-- START OF Excerpted records --
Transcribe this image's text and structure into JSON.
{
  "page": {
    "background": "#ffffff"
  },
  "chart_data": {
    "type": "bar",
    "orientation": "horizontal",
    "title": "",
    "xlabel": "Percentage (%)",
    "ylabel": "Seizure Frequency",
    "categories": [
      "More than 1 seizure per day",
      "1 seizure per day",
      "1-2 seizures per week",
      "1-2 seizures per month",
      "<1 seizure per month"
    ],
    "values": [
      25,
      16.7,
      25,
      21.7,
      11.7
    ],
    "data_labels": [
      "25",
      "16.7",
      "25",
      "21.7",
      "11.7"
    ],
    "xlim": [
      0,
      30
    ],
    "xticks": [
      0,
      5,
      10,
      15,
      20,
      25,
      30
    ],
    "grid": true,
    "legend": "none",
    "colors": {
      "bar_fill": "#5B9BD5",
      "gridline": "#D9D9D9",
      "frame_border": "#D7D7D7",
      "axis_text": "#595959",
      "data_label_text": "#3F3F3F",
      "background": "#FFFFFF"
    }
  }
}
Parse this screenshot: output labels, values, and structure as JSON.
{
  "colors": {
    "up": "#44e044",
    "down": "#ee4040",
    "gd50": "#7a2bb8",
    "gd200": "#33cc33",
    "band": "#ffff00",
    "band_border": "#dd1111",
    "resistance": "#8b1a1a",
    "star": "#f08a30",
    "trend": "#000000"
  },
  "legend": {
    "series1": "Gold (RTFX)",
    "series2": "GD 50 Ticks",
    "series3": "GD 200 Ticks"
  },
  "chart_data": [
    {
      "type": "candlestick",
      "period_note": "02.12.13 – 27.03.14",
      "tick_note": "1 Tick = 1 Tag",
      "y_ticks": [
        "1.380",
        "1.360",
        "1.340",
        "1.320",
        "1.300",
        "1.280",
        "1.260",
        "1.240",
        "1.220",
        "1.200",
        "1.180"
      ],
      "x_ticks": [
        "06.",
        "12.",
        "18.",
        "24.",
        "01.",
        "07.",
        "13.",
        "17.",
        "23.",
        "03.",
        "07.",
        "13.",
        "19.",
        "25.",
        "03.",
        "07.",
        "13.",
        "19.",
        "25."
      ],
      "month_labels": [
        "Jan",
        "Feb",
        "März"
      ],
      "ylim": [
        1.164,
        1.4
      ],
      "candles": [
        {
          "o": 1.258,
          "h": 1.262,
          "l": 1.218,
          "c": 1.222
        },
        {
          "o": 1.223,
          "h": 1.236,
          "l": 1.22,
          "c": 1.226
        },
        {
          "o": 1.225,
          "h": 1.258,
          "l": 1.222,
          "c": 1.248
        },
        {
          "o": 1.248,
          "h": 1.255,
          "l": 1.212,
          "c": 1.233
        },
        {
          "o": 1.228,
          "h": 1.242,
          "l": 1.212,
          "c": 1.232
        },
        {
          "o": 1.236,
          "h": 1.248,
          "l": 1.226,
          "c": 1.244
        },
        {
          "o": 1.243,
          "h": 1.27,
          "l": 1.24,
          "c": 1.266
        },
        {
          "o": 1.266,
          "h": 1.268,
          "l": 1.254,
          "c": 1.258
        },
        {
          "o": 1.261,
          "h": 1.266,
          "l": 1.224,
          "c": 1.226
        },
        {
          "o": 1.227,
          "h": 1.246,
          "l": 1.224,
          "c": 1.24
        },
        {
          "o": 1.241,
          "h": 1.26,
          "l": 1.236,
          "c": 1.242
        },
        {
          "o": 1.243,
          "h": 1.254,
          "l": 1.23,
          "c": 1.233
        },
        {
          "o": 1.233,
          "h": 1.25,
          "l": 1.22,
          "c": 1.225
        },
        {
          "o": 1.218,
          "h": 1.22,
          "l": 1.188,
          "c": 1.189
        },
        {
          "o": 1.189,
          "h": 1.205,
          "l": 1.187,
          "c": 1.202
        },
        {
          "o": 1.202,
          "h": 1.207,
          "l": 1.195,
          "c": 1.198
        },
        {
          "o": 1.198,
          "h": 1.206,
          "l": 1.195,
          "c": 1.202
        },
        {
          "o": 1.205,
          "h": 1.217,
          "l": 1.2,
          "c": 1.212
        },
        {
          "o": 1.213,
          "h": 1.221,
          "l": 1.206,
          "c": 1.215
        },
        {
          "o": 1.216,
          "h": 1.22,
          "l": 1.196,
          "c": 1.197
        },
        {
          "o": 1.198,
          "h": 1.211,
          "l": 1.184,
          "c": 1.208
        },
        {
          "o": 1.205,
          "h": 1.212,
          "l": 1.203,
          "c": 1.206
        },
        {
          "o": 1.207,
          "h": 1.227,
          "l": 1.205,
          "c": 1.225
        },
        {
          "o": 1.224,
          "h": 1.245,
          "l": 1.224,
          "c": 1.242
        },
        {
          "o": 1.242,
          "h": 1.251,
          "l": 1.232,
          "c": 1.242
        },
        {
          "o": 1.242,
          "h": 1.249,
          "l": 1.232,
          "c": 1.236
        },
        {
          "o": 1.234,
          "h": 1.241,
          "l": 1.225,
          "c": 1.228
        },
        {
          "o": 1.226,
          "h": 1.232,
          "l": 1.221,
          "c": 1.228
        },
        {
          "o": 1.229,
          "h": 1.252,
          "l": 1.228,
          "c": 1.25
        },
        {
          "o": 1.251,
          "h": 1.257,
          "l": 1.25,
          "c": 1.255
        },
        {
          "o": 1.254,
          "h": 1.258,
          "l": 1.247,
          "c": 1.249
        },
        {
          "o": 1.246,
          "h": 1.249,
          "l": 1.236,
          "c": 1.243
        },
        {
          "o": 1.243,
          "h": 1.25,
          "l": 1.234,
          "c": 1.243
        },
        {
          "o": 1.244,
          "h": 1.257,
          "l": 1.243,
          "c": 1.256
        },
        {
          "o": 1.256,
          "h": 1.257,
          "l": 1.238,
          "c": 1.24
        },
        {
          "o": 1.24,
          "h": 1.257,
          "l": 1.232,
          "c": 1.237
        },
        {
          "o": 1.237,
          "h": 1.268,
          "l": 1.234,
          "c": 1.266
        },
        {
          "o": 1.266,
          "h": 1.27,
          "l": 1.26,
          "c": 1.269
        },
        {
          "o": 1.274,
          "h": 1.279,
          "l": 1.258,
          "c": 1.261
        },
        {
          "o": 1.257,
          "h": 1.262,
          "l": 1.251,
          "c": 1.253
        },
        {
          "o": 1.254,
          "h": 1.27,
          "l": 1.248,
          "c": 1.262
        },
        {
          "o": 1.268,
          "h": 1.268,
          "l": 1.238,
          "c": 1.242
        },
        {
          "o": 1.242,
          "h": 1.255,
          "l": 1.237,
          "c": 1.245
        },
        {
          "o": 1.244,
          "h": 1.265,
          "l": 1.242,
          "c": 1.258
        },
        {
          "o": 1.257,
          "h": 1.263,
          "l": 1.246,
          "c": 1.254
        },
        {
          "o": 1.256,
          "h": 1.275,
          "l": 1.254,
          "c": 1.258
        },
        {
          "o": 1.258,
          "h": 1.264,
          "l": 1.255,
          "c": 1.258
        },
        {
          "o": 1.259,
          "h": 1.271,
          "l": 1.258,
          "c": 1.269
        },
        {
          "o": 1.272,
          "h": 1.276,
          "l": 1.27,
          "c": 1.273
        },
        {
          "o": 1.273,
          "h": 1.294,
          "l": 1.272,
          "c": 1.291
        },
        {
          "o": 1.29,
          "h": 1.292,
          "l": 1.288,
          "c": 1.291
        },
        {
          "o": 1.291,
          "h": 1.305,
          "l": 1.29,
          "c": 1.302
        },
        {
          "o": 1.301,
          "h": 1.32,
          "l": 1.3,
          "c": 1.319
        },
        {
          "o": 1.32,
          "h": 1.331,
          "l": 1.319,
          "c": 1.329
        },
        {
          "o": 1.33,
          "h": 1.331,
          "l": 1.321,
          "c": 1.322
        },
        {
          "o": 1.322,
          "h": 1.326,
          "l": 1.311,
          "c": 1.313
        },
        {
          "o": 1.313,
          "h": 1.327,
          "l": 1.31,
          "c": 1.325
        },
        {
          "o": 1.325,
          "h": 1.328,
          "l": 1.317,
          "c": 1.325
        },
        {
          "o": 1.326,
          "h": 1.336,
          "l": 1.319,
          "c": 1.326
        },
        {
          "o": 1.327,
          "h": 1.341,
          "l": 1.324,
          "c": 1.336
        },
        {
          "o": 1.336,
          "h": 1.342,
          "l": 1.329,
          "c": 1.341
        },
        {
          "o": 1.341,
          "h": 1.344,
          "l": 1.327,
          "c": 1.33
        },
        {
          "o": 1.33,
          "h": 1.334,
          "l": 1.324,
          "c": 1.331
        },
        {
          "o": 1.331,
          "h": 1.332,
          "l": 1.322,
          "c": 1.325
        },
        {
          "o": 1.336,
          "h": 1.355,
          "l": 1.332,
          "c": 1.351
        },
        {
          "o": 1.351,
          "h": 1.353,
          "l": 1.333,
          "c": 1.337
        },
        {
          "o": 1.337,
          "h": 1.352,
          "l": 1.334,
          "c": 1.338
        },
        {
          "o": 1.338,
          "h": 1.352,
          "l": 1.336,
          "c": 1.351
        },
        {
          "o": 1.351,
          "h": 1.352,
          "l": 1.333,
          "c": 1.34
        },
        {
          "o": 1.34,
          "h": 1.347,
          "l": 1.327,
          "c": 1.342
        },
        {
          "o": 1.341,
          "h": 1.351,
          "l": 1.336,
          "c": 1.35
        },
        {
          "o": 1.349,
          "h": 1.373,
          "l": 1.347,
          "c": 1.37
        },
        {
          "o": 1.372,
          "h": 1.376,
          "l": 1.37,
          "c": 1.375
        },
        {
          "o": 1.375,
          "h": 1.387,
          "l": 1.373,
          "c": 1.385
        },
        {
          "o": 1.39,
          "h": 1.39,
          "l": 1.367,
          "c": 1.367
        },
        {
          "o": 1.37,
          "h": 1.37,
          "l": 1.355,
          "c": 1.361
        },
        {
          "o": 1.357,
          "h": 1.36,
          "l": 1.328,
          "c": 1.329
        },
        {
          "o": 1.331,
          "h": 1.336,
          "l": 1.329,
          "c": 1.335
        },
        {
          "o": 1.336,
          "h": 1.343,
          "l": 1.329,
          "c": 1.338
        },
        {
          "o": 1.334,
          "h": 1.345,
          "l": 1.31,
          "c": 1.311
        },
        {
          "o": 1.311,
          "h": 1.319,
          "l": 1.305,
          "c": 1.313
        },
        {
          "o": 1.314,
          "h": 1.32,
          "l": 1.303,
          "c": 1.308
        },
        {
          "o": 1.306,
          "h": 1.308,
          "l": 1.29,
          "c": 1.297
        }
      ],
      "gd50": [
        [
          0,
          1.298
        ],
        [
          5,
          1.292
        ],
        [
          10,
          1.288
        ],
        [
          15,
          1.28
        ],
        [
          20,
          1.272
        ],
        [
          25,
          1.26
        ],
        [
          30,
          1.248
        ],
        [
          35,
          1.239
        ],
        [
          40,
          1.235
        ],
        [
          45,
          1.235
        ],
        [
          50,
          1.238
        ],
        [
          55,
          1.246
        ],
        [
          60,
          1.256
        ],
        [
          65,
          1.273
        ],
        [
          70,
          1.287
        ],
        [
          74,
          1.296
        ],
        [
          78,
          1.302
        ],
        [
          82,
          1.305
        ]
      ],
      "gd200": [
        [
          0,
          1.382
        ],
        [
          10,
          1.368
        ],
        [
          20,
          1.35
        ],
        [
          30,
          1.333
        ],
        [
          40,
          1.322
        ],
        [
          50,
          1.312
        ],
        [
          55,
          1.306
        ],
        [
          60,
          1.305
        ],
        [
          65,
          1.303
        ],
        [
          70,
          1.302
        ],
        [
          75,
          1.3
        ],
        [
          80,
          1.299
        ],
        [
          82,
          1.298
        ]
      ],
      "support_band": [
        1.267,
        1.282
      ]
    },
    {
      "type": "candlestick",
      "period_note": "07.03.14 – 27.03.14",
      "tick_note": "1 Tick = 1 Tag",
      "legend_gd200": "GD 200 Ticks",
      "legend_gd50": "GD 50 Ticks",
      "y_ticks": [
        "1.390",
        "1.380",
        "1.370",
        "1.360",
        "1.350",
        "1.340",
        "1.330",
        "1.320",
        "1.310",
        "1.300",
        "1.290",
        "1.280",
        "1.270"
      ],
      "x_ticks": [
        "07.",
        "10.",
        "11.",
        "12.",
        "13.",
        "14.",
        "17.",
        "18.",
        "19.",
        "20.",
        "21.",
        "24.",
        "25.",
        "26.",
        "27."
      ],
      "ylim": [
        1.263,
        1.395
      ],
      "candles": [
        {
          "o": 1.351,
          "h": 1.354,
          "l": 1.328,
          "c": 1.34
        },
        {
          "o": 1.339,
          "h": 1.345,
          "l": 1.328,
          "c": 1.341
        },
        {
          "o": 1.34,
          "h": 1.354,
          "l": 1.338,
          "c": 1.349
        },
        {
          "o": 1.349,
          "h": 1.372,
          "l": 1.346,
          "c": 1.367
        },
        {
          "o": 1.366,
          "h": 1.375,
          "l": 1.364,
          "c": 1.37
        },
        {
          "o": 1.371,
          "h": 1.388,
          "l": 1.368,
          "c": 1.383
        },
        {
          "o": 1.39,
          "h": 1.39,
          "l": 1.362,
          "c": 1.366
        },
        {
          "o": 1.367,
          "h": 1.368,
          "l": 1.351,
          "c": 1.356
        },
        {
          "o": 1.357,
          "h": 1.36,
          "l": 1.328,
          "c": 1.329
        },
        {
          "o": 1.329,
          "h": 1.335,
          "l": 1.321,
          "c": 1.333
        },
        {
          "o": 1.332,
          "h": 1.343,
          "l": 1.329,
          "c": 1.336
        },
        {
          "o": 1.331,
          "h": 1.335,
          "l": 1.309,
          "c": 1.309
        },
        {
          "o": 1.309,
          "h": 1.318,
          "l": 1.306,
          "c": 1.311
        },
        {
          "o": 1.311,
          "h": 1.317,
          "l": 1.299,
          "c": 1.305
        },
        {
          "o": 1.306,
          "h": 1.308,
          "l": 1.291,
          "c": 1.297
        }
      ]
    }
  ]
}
-- END OF Excerpted records --
Collect the lines of the data that carry the word "JSON".

Answer in full |
Transcribe this image's text and structure into JSON.
Parse this screenshot: output labels, values, and structure as JSON.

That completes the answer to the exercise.